━━━ MATERIAL PROVIDED ━━━

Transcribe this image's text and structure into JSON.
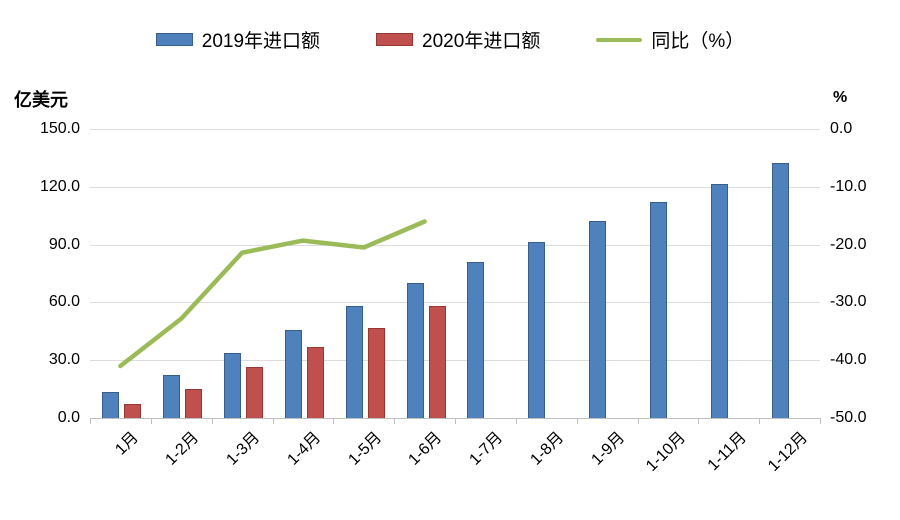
{
  "colors": {
    "bar_2019": "#4F81BD",
    "bar_2019_border": "#385D8A",
    "bar_2020": "#C0504D",
    "bar_2020_border": "#953735",
    "line_yoy": "#9BBB59",
    "gridline": "#DCDCDC",
    "axis_line": "#BFBFBF",
    "text": "#000000"
  },
  "legend": {
    "items": [
      {
        "label": "2019年进口额",
        "type": "bar",
        "color": "#4F81BD"
      },
      {
        "label": "2020年进口额",
        "type": "bar",
        "color": "#C0504D"
      },
      {
        "label": "同比（%）",
        "type": "line",
        "color": "#9BBB59"
      }
    ]
  },
  "left_axis": {
    "title": "亿美元",
    "ticks": [
      "150.0",
      "120.0",
      "90.0",
      "60.0",
      "30.0",
      "0.0"
    ]
  },
  "right_axis": {
    "title": "%",
    "ticks": [
      "0.0",
      "-10.0",
      "-20.0",
      "-30.0",
      "-40.0",
      "-50.0"
    ]
  },
  "chart_data": {
    "type": "bar",
    "categories": [
      "1月",
      "1-2月",
      "1-3月",
      "1-4月",
      "1-5月",
      "1-6月",
      "1-7月",
      "1-8月",
      "1-9月",
      "1-10月",
      "1-11月",
      "1-12月"
    ],
    "series": [
      {
        "name": "2019年进口额",
        "type": "bar",
        "axis": "left",
        "color": "#4F81BD",
        "values": [
          13.5,
          22.3,
          33.7,
          45.5,
          58.3,
          69.9,
          80.8,
          91.5,
          102.2,
          112.0,
          121.5,
          132.5
        ]
      },
      {
        "name": "2020年进口额",
        "type": "bar",
        "axis": "left",
        "color": "#C0504D",
        "values": [
          7.5,
          15.0,
          26.3,
          36.7,
          46.7,
          58.3,
          null,
          null,
          null,
          null,
          null,
          null
        ]
      },
      {
        "name": "同比（%）",
        "type": "line",
        "axis": "right",
        "color": "#9BBB59",
        "values": [
          -41.0,
          -32.8,
          -21.4,
          -19.3,
          -20.5,
          -16.0,
          null,
          null,
          null,
          null,
          null,
          null
        ]
      }
    ],
    "left_axis_label": "亿美元",
    "right_axis_label": "%",
    "left_ylim": [
      0,
      150
    ],
    "right_ylim": [
      -50,
      0
    ],
    "grid": true,
    "legend_position": "top"
  }
}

━━━

TASK DETAILS
The listing above needs to be output again exactly. Don't include the pictures.

RESULT OF THIS EXERCISE
Transcribe this image's text and structure into JSON.
{
  "colors": {
    "bar_2019": "#4F81BD",
    "bar_2019_border": "#385D8A",
    "bar_2020": "#C0504D",
    "bar_2020_border": "#953735",
    "line_yoy": "#9BBB59",
    "gridline": "#DCDCDC",
    "axis_line": "#BFBFBF",
    "text": "#000000"
  },
  "legend": {
    "items": [
      {
        "label": "2019年进口额",
        "type": "bar",
        "color": "#4F81BD"
      },
      {
        "label": "2020年进口额",
        "type": "bar",
        "color": "#C0504D"
      },
      {
        "label": "同比（%）",
        "type": "line",
        "color": "#9BBB59"
      }
    ]
  },
  "left_axis": {
    "title": "亿美元",
    "ticks": [
      "150.0",
      "120.0",
      "90.0",
      "60.0",
      "30.0",
      "0.0"
    ]
  },
  "right_axis": {
    "title": "%",
    "ticks": [
      "0.0",
      "-10.0",
      "-20.0",
      "-30.0",
      "-40.0",
      "-50.0"
    ]
  },
  "chart_data": {
    "type": "bar",
    "categories": [
      "1月",
      "1-2月",
      "1-3月",
      "1-4月",
      "1-5月",
      "1-6月",
      "1-7月",
      "1-8月",
      "1-9月",
      "1-10月",
      "1-11月",
      "1-12月"
    ],
    "series": [
      {
        "name": "2019年进口额",
        "type": "bar",
        "axis": "left",
        "color": "#4F81BD",
        "values": [
          13.5,
          22.3,
          33.7,
          45.5,
          58.3,
          69.9,
          80.8,
          91.5,
          102.2,
          112.0,
          121.5,
          132.5
        ]
      },
      {
        "name": "2020年进口额",
        "type": "bar",
        "axis": "left",
        "color": "#C0504D",
        "values": [
          7.5,
          15.0,
          26.3,
          36.7,
          46.7,
          58.3,
          null,
          null,
          null,
          null,
          null,
          null
        ]
      },
      {
        "name": "同比（%）",
        "type": "line",
        "axis": "right",
        "color": "#9BBB59",
        "values": [
          -41.0,
          -32.8,
          -21.4,
          -19.3,
          -20.5,
          -16.0,
          null,
          null,
          null,
          null,
          null,
          null
        ]
      }
    ],
    "left_axis_label": "亿美元",
    "right_axis_label": "%",
    "left_ylim": [
      0,
      150
    ],
    "right_ylim": [
      -50,
      0
    ],
    "grid": true,
    "legend_position": "top"
  }
}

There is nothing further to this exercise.